● **EXERCISE INPUTS**
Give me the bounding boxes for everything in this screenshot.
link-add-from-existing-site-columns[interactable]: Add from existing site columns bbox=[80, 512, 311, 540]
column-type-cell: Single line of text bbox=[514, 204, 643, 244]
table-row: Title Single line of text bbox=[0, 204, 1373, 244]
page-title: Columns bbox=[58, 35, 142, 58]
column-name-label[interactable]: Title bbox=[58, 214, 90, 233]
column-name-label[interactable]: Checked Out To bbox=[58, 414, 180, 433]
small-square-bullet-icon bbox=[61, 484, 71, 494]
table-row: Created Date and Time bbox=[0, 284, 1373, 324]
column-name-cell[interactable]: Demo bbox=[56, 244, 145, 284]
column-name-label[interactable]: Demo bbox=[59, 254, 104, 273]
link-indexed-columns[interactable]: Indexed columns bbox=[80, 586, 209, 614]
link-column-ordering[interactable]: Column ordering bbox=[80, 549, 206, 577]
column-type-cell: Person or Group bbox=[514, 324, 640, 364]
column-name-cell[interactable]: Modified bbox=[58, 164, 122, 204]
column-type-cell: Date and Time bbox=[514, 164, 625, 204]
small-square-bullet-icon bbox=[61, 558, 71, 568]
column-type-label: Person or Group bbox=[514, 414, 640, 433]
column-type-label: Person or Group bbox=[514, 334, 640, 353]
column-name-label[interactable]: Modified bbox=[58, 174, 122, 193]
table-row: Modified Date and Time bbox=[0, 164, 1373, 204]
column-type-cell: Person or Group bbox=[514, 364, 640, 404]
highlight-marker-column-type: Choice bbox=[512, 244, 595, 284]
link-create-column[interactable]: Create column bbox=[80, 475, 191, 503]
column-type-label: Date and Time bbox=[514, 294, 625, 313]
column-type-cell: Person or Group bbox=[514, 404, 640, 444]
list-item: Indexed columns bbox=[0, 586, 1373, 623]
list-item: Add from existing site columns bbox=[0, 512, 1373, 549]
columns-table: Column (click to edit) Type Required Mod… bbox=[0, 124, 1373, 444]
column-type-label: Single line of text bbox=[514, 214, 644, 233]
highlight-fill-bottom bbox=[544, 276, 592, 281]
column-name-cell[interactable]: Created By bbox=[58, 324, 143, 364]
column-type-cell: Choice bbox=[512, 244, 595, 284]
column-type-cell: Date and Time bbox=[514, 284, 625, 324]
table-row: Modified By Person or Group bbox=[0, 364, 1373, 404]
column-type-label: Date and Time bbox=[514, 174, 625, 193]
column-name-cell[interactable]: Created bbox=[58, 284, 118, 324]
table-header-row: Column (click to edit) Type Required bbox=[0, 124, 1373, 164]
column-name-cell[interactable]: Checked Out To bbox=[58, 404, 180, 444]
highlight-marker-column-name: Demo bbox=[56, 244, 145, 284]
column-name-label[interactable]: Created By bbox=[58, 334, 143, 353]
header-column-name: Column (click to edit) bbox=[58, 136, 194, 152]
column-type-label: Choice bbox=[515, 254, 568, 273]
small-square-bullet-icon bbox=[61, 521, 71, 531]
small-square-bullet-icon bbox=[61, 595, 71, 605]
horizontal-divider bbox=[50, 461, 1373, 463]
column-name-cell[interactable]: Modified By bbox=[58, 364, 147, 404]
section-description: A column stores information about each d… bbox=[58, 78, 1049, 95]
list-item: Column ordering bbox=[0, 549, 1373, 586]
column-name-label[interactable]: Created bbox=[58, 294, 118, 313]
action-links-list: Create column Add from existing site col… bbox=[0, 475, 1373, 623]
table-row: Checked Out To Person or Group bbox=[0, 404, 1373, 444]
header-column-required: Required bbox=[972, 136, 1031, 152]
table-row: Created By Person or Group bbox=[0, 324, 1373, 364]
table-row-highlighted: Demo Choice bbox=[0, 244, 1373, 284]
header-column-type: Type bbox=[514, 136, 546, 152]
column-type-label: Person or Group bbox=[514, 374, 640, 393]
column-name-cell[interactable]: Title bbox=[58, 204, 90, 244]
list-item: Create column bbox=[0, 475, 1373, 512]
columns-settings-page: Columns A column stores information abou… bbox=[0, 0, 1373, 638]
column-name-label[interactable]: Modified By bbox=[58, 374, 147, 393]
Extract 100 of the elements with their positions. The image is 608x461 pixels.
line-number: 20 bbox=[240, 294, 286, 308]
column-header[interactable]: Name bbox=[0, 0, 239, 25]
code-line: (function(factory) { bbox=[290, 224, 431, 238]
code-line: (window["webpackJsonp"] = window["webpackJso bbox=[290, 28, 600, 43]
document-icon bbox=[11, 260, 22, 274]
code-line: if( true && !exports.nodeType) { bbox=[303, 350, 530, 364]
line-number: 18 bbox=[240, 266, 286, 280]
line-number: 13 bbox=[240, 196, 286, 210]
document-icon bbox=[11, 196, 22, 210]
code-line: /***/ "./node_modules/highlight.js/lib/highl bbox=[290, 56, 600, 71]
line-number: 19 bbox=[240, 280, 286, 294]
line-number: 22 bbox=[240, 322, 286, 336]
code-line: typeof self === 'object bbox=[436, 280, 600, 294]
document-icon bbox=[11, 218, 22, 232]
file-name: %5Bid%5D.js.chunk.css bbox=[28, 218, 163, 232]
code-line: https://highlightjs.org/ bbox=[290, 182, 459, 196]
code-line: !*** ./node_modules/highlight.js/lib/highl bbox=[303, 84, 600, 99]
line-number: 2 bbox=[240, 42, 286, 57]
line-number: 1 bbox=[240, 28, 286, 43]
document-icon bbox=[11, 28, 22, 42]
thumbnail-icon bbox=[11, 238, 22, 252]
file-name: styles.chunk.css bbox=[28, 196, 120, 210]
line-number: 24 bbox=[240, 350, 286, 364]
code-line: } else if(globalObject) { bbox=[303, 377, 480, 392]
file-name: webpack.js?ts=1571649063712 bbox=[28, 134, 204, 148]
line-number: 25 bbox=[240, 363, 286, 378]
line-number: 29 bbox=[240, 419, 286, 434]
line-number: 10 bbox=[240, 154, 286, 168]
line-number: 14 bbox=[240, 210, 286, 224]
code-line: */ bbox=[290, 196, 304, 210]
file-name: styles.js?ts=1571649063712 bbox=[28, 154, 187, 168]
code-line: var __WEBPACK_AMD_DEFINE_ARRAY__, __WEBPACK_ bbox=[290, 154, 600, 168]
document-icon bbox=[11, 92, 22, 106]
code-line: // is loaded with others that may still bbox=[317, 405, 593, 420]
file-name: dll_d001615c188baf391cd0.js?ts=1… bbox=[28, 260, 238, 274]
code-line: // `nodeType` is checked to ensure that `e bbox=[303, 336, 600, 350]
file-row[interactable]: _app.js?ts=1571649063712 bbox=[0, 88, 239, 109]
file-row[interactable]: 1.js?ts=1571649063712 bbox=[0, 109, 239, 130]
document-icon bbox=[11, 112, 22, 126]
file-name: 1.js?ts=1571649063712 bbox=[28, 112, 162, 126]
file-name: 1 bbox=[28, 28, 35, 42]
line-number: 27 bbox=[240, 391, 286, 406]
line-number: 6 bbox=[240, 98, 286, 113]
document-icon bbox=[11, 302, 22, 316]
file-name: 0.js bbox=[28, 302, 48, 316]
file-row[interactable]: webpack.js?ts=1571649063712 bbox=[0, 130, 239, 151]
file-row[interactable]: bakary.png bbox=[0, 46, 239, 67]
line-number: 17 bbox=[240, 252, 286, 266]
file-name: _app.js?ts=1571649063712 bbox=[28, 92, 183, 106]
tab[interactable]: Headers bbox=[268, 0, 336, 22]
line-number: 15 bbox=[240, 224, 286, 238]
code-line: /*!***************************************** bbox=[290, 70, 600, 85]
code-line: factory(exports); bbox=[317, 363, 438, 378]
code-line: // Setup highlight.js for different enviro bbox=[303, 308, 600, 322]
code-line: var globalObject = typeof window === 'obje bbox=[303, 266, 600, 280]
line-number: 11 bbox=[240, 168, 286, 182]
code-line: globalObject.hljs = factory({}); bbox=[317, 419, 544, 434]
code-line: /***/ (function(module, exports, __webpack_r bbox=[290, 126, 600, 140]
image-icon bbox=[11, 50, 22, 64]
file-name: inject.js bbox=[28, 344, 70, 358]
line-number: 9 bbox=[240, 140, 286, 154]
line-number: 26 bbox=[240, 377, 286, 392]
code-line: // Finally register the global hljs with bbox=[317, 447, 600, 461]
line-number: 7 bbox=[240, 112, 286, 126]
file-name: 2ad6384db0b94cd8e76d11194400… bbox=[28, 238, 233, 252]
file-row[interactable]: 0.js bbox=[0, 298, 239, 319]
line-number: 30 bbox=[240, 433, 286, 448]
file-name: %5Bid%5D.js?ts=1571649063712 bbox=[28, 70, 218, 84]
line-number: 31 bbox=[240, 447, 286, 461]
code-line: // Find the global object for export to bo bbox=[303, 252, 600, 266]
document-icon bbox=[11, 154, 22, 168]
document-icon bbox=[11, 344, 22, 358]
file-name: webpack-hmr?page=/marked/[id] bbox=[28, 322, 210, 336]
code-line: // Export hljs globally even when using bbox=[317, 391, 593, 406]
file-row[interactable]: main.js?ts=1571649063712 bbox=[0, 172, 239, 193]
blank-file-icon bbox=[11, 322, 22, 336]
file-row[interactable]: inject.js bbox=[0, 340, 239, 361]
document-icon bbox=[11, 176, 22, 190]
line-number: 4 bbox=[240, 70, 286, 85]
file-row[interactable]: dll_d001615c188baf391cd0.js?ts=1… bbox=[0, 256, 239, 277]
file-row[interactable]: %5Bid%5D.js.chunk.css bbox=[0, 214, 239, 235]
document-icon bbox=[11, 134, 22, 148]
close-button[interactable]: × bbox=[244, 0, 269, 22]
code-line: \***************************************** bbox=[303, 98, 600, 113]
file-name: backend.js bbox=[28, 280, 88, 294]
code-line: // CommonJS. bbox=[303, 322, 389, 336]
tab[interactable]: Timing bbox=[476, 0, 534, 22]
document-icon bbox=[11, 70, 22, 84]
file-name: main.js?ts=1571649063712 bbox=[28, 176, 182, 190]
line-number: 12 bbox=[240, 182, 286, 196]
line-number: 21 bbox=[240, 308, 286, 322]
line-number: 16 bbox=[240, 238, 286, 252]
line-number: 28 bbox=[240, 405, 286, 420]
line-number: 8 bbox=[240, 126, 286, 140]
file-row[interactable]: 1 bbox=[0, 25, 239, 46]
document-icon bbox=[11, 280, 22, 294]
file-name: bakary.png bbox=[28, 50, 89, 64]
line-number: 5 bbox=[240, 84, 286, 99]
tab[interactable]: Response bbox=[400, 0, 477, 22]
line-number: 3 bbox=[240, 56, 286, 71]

● **EXERCISE DIRECTIONS**
Could you write out, unchanged, the part of the material that opens with its very first line and closes with the line containing "column-name-cell[interactable]: Demo bbox=[56, 244, 145, 284]", including both of those lines?

● **OUTPUT BELOW**
Give me the bounding boxes for everything in this screenshot.
link-add-from-existing-site-columns[interactable]: Add from existing site columns bbox=[80, 512, 311, 540]
column-type-cell: Single line of text bbox=[514, 204, 643, 244]
table-row: Title Single line of text bbox=[0, 204, 1373, 244]
page-title: Columns bbox=[58, 35, 142, 58]
column-name-label[interactable]: Title bbox=[58, 214, 90, 233]
column-name-label[interactable]: Checked Out To bbox=[58, 414, 180, 433]
small-square-bullet-icon bbox=[61, 484, 71, 494]
table-row: Created Date and Time bbox=[0, 284, 1373, 324]
column-name-cell[interactable]: Demo bbox=[56, 244, 145, 284]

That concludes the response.